[Figure dataset records]
====
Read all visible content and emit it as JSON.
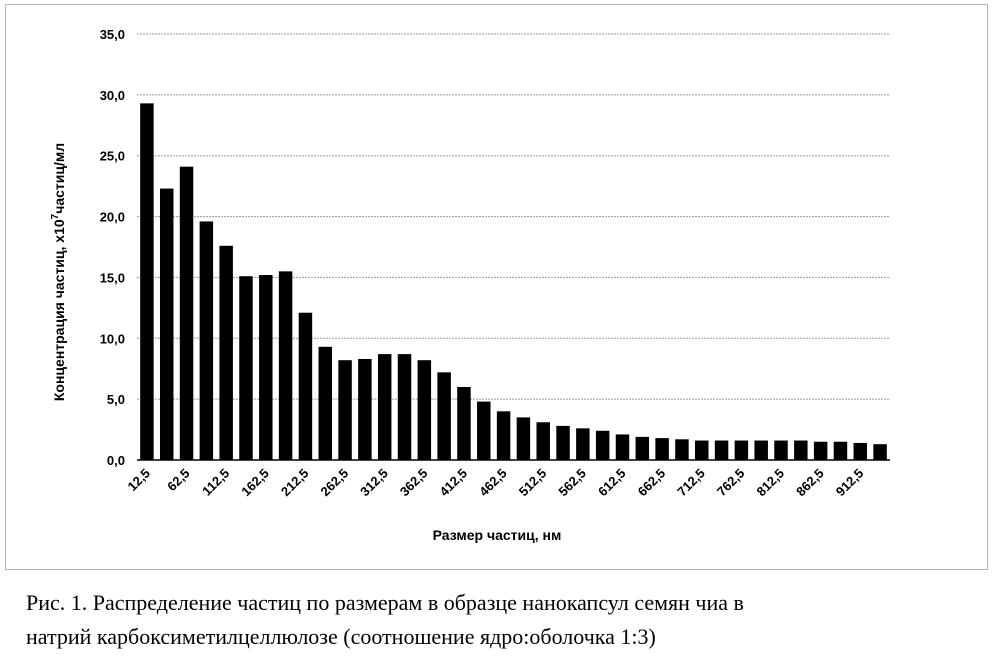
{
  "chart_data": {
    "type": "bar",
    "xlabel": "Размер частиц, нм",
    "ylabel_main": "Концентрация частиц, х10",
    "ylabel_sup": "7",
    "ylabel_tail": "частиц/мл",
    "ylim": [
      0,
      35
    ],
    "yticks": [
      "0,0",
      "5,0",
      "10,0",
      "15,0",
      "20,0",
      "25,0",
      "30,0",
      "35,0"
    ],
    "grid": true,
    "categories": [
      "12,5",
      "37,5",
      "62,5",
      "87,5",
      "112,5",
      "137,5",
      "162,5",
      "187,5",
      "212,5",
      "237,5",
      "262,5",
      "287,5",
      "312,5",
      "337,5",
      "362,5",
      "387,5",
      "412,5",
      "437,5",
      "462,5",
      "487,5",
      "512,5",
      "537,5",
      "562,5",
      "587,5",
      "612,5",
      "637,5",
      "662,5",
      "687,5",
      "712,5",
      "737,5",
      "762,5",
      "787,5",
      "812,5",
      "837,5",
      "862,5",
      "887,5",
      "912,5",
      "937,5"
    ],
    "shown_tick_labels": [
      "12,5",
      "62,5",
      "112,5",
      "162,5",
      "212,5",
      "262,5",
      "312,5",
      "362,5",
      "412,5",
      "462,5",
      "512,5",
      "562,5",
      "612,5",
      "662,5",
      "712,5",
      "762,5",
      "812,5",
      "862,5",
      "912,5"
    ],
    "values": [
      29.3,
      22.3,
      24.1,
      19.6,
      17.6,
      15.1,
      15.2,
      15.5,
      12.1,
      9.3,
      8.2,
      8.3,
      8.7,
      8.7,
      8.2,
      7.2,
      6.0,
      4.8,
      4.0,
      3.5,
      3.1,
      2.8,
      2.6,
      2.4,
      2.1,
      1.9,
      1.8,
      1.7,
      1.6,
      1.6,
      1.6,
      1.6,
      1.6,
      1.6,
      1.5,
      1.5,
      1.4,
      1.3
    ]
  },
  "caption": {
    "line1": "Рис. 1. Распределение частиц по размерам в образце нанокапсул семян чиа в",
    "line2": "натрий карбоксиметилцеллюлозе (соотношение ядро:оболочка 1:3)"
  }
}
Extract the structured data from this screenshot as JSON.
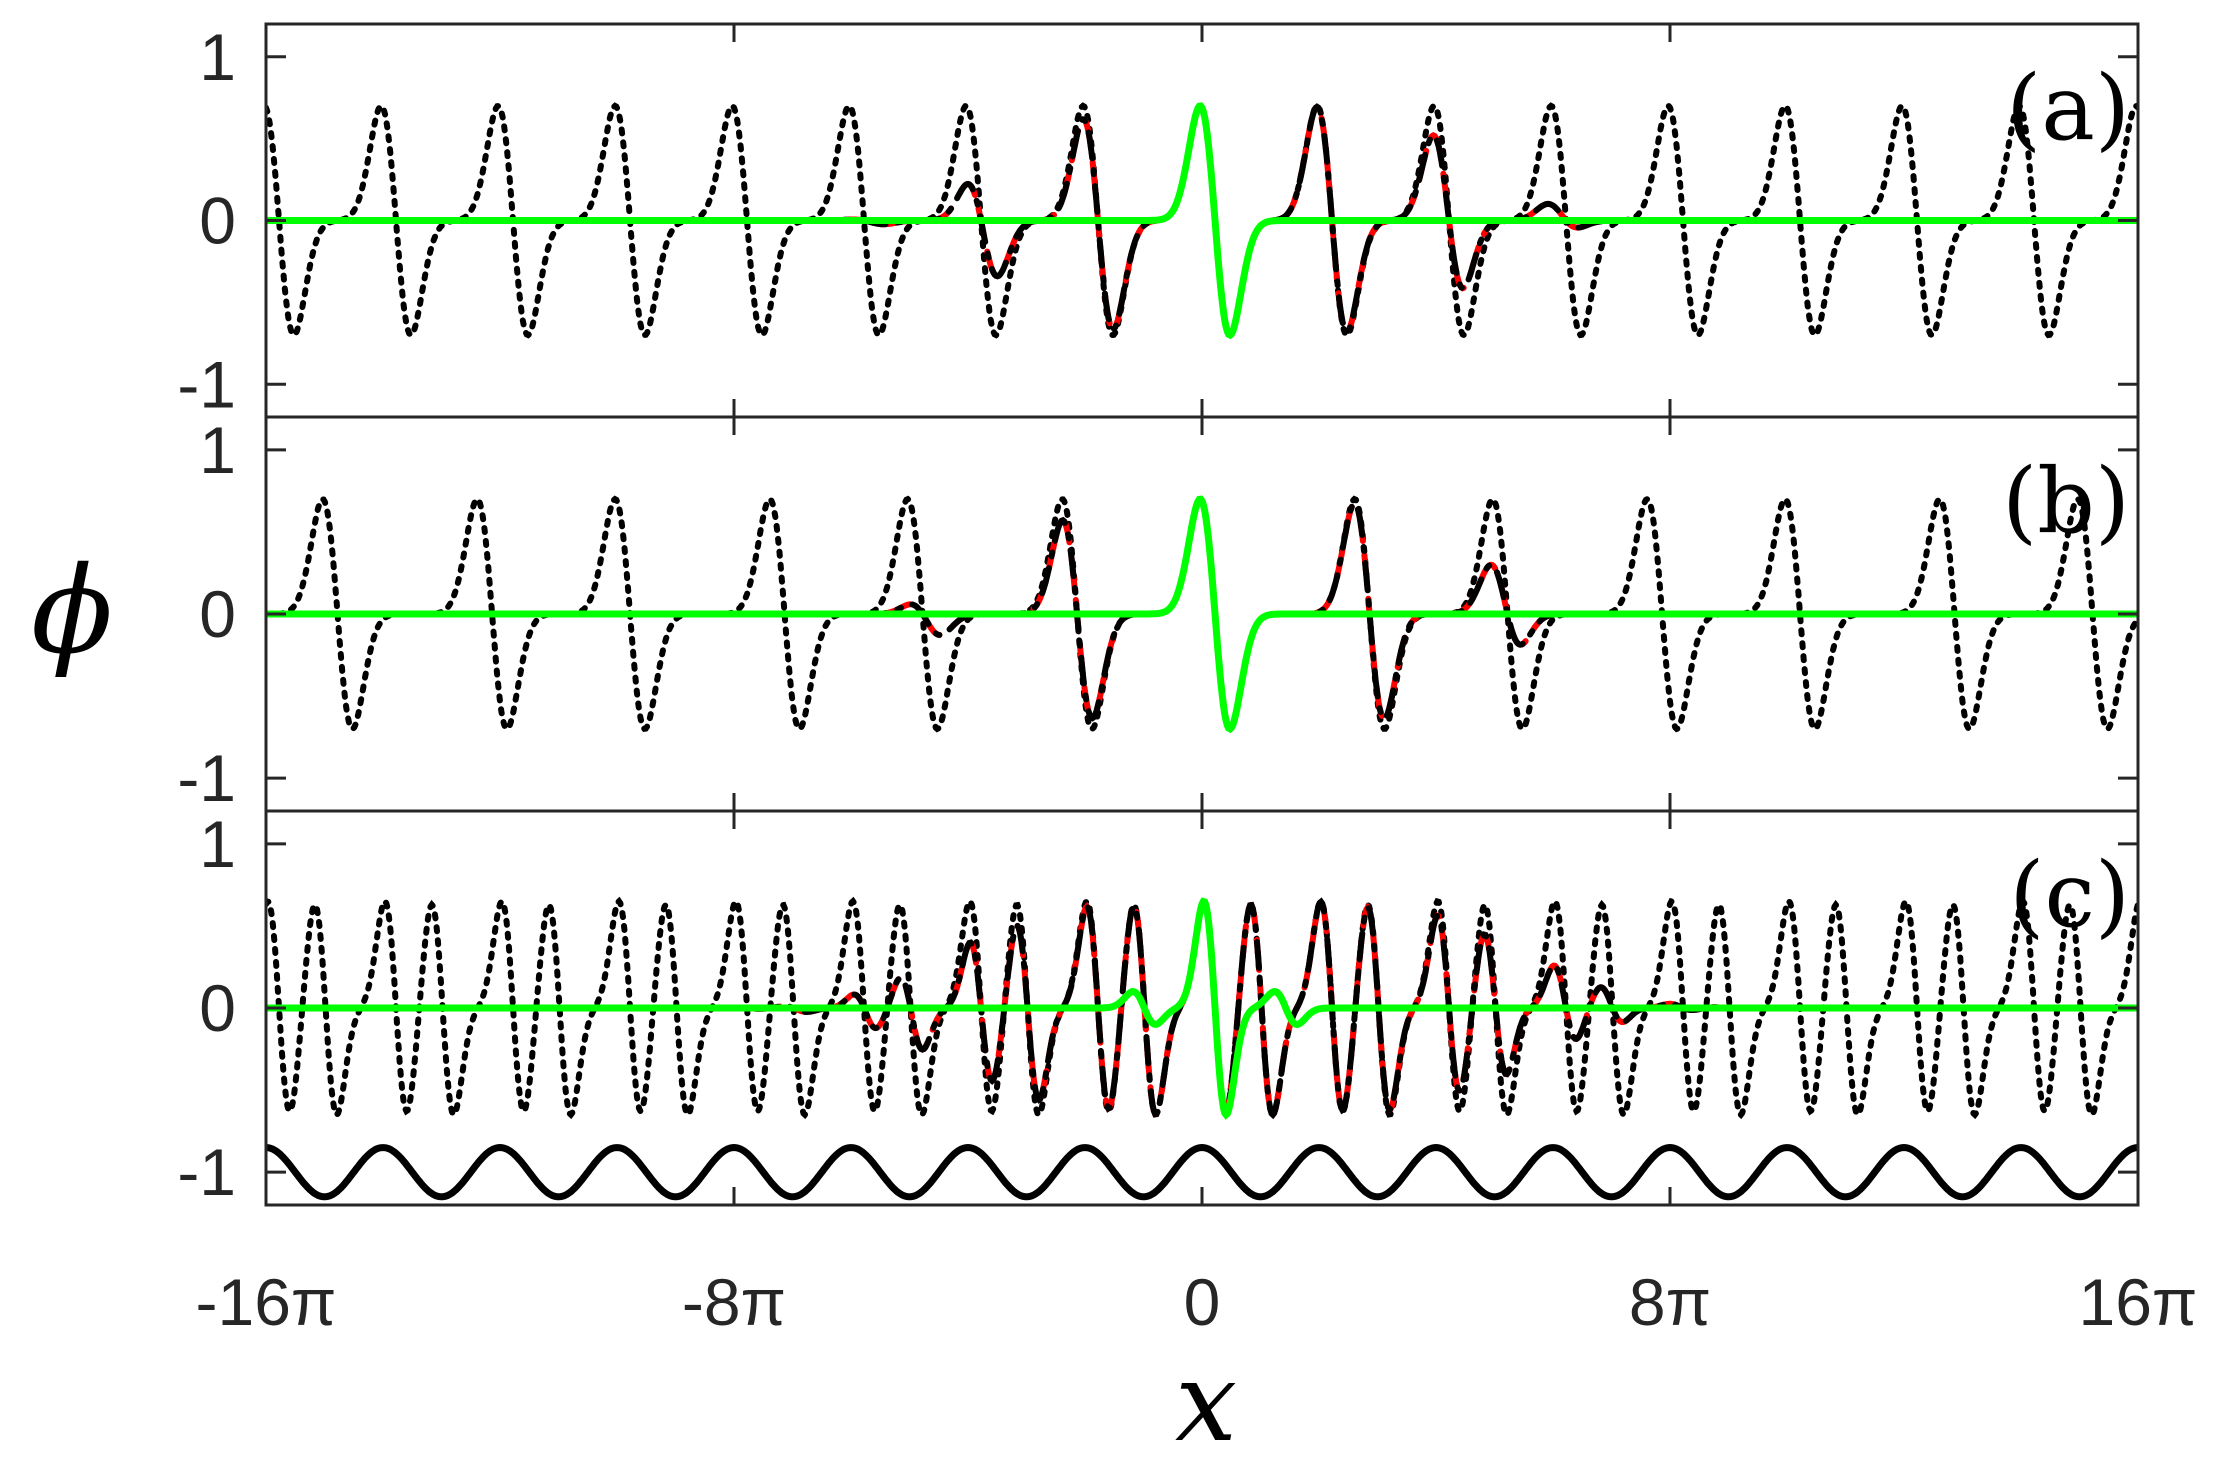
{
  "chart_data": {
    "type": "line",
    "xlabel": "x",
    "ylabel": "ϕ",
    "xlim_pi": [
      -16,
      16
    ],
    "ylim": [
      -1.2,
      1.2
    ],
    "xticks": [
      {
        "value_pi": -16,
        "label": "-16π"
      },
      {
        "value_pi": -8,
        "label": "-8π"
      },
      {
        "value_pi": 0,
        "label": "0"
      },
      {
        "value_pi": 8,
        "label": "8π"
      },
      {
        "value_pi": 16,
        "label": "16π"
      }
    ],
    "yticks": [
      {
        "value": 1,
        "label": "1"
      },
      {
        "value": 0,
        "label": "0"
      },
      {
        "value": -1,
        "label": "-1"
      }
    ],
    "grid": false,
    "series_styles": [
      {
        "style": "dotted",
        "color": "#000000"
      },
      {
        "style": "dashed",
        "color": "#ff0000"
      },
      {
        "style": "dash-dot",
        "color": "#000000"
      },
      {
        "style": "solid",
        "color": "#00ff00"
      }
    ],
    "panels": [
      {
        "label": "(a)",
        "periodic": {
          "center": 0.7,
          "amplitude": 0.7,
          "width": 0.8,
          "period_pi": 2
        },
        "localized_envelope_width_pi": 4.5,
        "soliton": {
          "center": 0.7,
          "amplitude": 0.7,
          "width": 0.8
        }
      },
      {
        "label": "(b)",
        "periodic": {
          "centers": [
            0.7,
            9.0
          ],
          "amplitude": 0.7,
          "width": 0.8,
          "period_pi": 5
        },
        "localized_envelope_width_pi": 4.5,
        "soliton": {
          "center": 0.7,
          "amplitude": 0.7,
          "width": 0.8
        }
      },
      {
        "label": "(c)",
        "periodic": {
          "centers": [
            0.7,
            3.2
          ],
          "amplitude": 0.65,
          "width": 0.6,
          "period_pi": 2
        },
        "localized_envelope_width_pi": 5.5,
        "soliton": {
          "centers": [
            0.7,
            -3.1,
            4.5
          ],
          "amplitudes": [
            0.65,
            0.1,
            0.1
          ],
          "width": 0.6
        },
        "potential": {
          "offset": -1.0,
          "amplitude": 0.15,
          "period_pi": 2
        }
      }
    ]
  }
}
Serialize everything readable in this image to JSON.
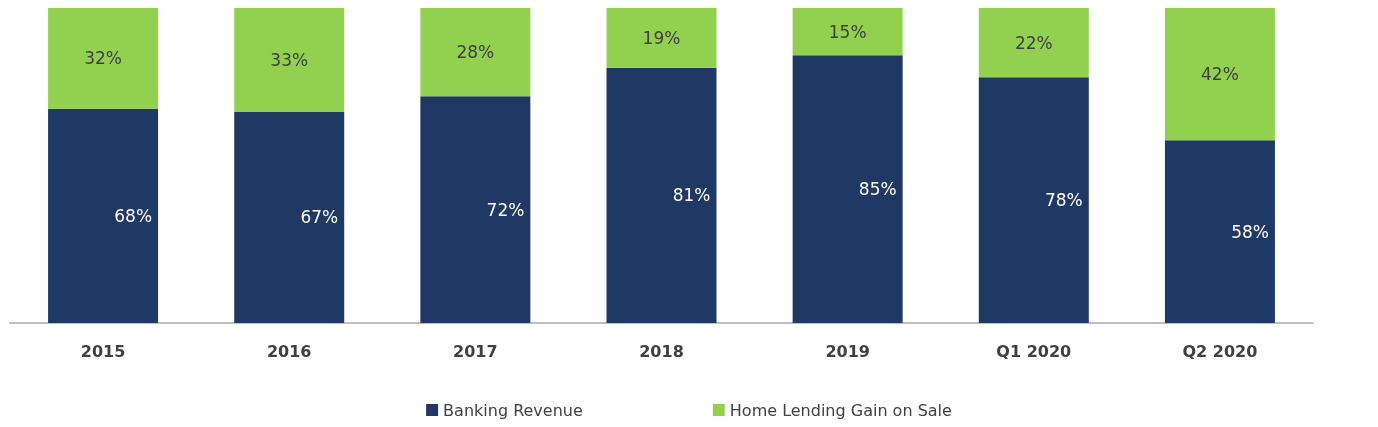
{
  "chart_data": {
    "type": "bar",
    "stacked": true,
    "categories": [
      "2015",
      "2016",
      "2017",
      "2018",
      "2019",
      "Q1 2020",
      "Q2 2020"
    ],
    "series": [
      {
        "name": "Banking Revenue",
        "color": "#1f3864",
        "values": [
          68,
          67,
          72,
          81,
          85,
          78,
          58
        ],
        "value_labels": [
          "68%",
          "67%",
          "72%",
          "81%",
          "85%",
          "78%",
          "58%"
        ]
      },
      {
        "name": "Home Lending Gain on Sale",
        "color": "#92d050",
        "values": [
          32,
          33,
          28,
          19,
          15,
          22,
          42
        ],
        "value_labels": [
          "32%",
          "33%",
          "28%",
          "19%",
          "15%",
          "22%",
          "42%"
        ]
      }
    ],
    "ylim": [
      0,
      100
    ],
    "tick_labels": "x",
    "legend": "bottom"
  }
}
====
JOB = All the lines above are to be given again exactly as they read, with the pictures removed.

ANSWER TO THE TASK =
Read all visible content and emit it as JSON.
{
  "chart_data": {
    "type": "bar",
    "xlabel": "Размер частиц, нм",
    "ylabel_main": "Концентрация частиц, х10",
    "ylabel_sup": "7",
    "ylabel_tail": "частиц/мл",
    "ylim": [
      0,
      35
    ],
    "yticks": [
      "0,0",
      "5,0",
      "10,0",
      "15,0",
      "20,0",
      "25,0",
      "30,0",
      "35,0"
    ],
    "grid": true,
    "categories": [
      "12,5",
      "37,5",
      "62,5",
      "87,5",
      "112,5",
      "137,5",
      "162,5",
      "187,5",
      "212,5",
      "237,5",
      "262,5",
      "287,5",
      "312,5",
      "337,5",
      "362,5",
      "387,5",
      "412,5",
      "437,5",
      "462,5",
      "487,5",
      "512,5",
      "537,5",
      "562,5",
      "587,5",
      "612,5",
      "637,5",
      "662,5",
      "687,5",
      "712,5",
      "737,5",
      "762,5",
      "787,5",
      "812,5",
      "837,5",
      "862,5",
      "887,5",
      "912,5",
      "937,5"
    ],
    "shown_tick_labels": [
      "12,5",
      "62,5",
      "112,5",
      "162,5",
      "212,5",
      "262,5",
      "312,5",
      "362,5",
      "412,5",
      "462,5",
      "512,5",
      "562,5",
      "612,5",
      "662,5",
      "712,5",
      "762,5",
      "812,5",
      "862,5",
      "912,5"
    ],
    "values": [
      29.3,
      22.3,
      24.1,
      19.6,
      17.6,
      15.1,
      15.2,
      15.5,
      12.1,
      9.3,
      8.2,
      8.3,
      8.7,
      8.7,
      8.2,
      7.2,
      6.0,
      4.8,
      4.0,
      3.5,
      3.1,
      2.8,
      2.6,
      2.4,
      2.1,
      1.9,
      1.8,
      1.7,
      1.6,
      1.6,
      1.6,
      1.6,
      1.6,
      1.6,
      1.5,
      1.5,
      1.4,
      1.3
    ]
  },
  "caption": {
    "line1": "Рис. 1. Распределение частиц по размерам в образце нанокапсул семян чиа в",
    "line2": "натрий карбоксиметилцеллюлозе (соотношение ядро:оболочка 1:3)"
  }
}
Extract the structured data from this screenshot as JSON.
{
  "chart_data": {
    "type": "line",
    "xlabel": "x",
    "ylabel": "ϕ",
    "xlim_pi": [
      -16,
      16
    ],
    "ylim": [
      -1.2,
      1.2
    ],
    "xticks": [
      {
        "value_pi": -16,
        "label": "-16π"
      },
      {
        "value_pi": -8,
        "label": "-8π"
      },
      {
        "value_pi": 0,
        "label": "0"
      },
      {
        "value_pi": 8,
        "label": "8π"
      },
      {
        "value_pi": 16,
        "label": "16π"
      }
    ],
    "yticks": [
      {
        "value": 1,
        "label": "1"
      },
      {
        "value": 0,
        "label": "0"
      },
      {
        "value": -1,
        "label": "-1"
      }
    ],
    "grid": false,
    "series_styles": [
      {
        "style": "dotted",
        "color": "#000000"
      },
      {
        "style": "dashed",
        "color": "#ff0000"
      },
      {
        "style": "dash-dot",
        "color": "#000000"
      },
      {
        "style": "solid",
        "color": "#00ff00"
      }
    ],
    "panels": [
      {
        "label": "(a)",
        "periodic": {
          "center": 0.7,
          "amplitude": 0.7,
          "width": 0.8,
          "period_pi": 2
        },
        "localized_envelope_width_pi": 4.5,
        "soliton": {
          "center": 0.7,
          "amplitude": 0.7,
          "width": 0.8
        }
      },
      {
        "label": "(b)",
        "periodic": {
          "centers": [
            0.7,
            9.0
          ],
          "amplitude": 0.7,
          "width": 0.8,
          "period_pi": 5
        },
        "localized_envelope_width_pi": 4.5,
        "soliton": {
          "center": 0.7,
          "amplitude": 0.7,
          "width": 0.8
        }
      },
      {
        "label": "(c)",
        "periodic": {
          "centers": [
            0.7,
            3.2
          ],
          "amplitude": 0.65,
          "width": 0.6,
          "period_pi": 2
        },
        "localized_envelope_width_pi": 5.5,
        "soliton": {
          "centers": [
            0.7,
            -3.1,
            4.5
          ],
          "amplitudes": [
            0.65,
            0.1,
            0.1
          ],
          "width": 0.6
        },
        "potential": {
          "offset": -1.0,
          "amplitude": 0.15,
          "period_pi": 2
        }
      }
    ]
  }
}
Serialize everything readable in this image to JSON.
{
  "chart_data": {
    "type": "bar",
    "stacked": true,
    "categories": [
      "2015",
      "2016",
      "2017",
      "2018",
      "2019",
      "Q1 2020",
      "Q2 2020"
    ],
    "series": [
      {
        "name": "Banking Revenue",
        "color": "#1f3864",
        "values": [
          68,
          67,
          72,
          81,
          85,
          78,
          58
        ],
        "value_labels": [
          "68%",
          "67%",
          "72%",
          "81%",
          "85%",
          "78%",
          "58%"
        ]
      },
      {
        "name": "Home Lending Gain on Sale",
        "color": "#92d050",
        "values": [
          32,
          33,
          28,
          19,
          15,
          22,
          42
        ],
        "value_labels": [
          "32%",
          "33%",
          "28%",
          "19%",
          "15%",
          "22%",
          "42%"
        ]
      }
    ],
    "ylim": [
      0,
      100
    ],
    "tick_labels": "x",
    "legend": "bottom"
  }
}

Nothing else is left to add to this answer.